--- Data extract ---
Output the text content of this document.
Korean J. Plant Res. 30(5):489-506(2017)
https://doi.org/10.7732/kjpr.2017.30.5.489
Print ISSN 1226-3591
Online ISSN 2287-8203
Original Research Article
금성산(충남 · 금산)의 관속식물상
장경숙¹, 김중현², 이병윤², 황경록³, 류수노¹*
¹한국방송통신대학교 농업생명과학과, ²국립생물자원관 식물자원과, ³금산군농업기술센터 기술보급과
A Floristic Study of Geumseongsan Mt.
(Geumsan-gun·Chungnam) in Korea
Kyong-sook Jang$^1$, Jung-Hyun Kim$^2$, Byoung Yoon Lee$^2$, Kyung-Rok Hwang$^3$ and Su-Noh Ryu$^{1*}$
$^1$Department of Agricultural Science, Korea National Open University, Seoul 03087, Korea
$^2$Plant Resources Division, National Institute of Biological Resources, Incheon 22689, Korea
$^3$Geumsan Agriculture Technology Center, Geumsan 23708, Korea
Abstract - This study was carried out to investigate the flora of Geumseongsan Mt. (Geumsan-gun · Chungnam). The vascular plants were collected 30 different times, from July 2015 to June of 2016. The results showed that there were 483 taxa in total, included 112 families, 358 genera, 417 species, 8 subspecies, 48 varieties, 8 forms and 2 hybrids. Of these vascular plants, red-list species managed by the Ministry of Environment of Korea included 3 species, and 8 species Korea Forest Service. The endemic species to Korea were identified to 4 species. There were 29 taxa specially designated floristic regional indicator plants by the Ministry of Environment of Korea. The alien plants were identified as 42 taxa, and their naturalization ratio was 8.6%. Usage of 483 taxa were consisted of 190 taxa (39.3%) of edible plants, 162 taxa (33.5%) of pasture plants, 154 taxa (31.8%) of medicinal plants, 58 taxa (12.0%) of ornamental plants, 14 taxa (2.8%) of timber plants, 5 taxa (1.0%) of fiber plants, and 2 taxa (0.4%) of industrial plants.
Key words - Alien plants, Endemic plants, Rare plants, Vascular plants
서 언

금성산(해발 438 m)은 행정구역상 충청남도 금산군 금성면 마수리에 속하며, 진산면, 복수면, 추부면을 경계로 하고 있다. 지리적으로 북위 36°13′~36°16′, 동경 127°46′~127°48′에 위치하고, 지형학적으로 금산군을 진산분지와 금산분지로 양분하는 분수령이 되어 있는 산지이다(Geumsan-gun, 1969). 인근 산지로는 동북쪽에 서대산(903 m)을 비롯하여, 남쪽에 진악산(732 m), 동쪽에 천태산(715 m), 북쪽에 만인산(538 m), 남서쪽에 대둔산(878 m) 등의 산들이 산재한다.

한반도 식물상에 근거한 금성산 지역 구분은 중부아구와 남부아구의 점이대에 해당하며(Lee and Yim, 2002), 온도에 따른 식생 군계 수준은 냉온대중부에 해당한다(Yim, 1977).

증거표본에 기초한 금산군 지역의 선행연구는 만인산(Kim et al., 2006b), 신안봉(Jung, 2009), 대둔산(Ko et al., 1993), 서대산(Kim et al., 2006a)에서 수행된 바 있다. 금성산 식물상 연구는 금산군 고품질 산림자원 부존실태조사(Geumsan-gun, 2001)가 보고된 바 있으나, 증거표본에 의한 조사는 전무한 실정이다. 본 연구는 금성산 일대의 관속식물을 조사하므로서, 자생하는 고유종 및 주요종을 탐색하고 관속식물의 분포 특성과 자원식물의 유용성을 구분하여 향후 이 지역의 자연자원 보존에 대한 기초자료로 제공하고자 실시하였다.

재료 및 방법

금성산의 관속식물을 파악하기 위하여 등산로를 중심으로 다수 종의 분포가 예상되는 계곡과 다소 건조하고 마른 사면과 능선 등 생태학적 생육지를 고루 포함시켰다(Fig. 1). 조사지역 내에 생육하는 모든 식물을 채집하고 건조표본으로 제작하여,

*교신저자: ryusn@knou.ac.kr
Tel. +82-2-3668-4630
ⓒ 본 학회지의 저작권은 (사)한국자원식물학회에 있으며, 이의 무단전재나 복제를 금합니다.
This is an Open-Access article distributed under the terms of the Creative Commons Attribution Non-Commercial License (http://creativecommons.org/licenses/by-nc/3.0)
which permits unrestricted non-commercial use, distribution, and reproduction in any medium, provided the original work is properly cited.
---
--- Data extract ---
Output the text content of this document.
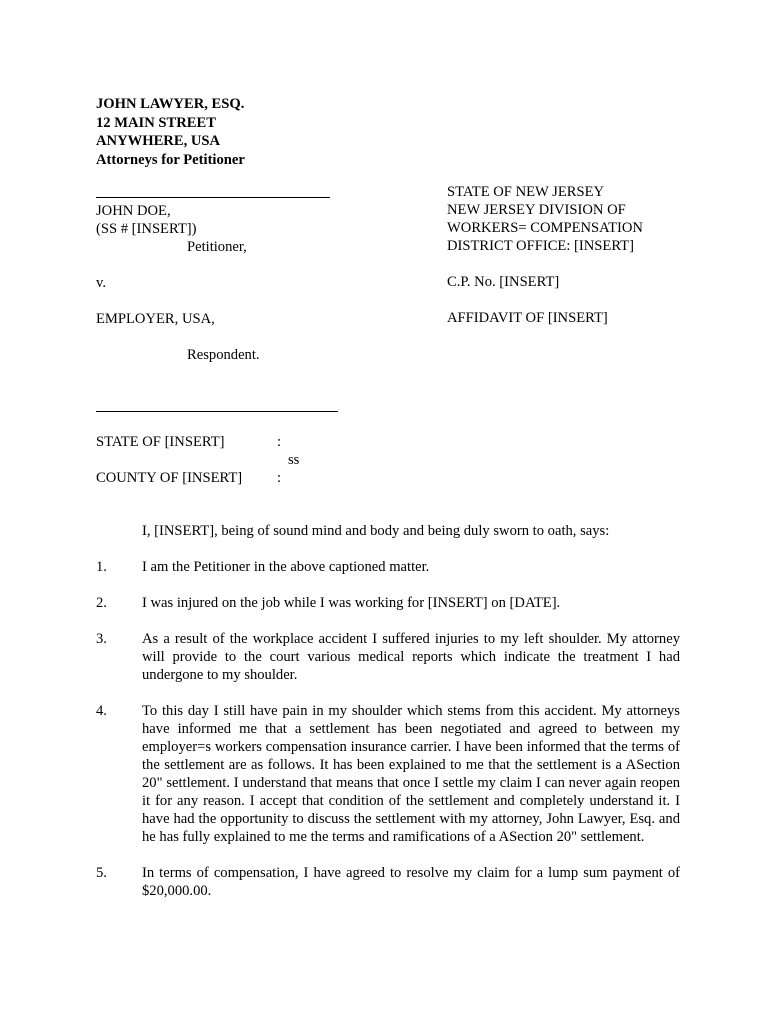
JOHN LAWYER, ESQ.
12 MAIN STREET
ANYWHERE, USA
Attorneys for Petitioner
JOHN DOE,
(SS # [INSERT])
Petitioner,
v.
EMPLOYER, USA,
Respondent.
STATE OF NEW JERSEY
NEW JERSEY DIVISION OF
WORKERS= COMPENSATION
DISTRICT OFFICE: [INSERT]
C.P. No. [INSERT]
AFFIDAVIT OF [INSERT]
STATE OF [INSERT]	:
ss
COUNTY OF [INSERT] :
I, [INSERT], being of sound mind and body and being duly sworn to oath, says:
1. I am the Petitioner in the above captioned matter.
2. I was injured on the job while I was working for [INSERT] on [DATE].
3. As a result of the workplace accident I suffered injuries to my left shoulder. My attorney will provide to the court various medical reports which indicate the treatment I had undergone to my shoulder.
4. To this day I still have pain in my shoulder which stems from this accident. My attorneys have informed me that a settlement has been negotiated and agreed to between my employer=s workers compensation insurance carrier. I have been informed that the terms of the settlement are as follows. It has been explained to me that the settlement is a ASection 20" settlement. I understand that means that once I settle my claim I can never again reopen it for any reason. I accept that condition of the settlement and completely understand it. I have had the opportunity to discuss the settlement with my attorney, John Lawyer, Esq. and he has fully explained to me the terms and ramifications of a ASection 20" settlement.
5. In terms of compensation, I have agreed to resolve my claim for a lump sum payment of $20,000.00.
---
--- Data extract ---
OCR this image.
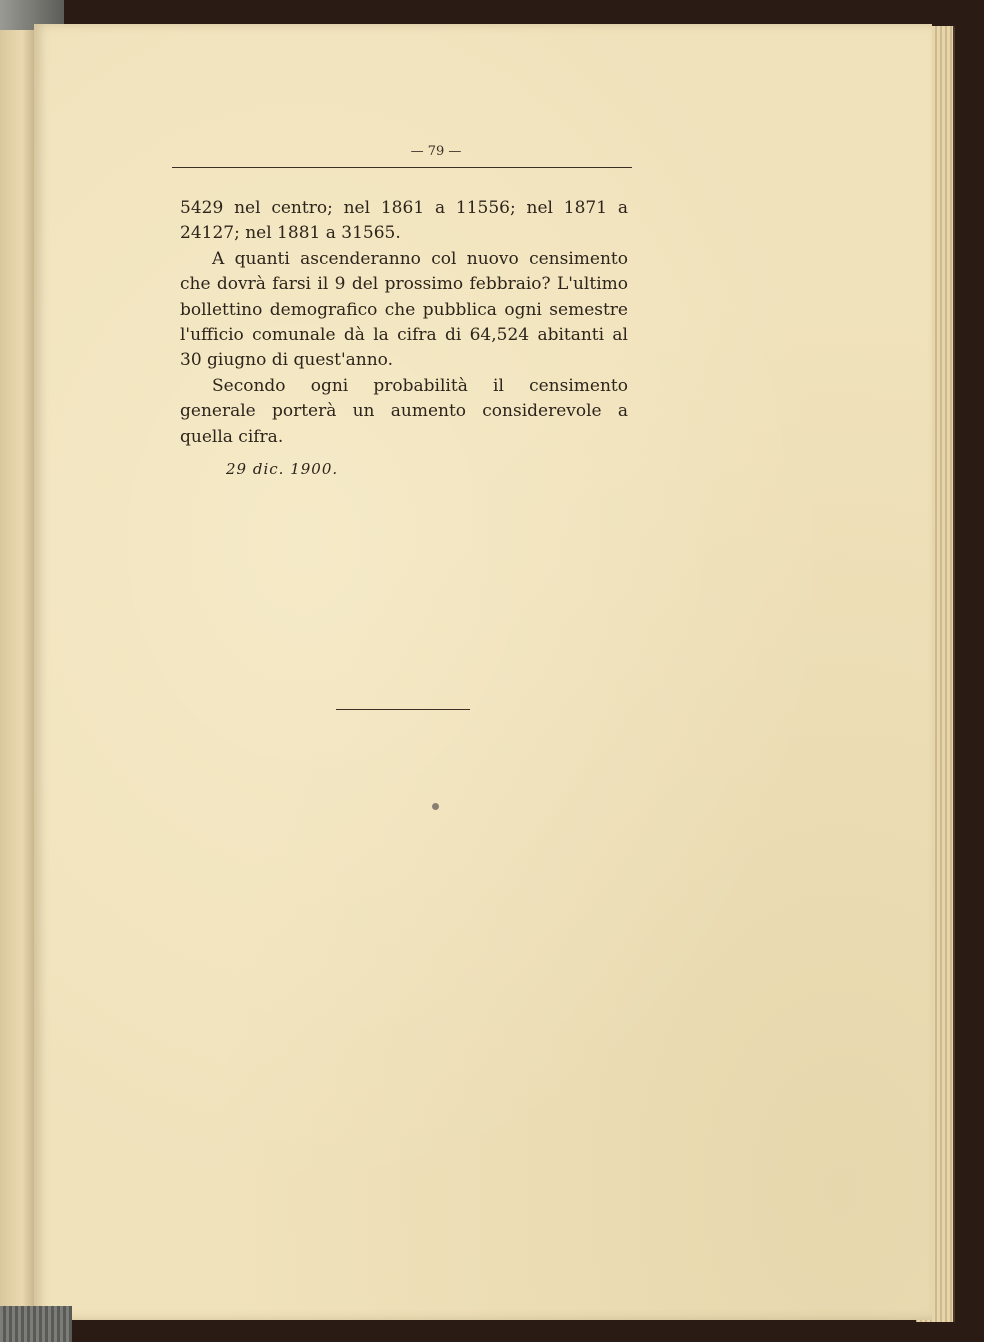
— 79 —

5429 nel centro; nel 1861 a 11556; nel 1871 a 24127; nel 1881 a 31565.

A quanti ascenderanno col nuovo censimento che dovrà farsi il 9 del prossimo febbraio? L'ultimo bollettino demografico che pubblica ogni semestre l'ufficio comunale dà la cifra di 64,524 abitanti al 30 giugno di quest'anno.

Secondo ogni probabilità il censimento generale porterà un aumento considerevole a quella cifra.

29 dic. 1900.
---
● Exercise brief
List the lines of the entries that include "claim".

● Answer to this task
4. To this day I still have pain in my shoulder which stems from this accident. My attorneys have informed me that a settlement has been negotiated and agreed to between my employer=s workers compensation insurance carrier. I have been informed that the terms of the settlement are as follows. It has been explained to me that the settlement is a ASection 20" settlement. I understand that means that once I settle my claim I can never again reopen it for any reason. I accept that condition of the settlement and completely understand it. I have had the opportunity to discuss the settlement with my attorney, John Lawyer, Esq. and he has fully explained to me the terms and ramifications of a ASection 20" settlement.
5. In terms of compensation, I have agreed to resolve my claim for a lump sum payment of $20,000.00.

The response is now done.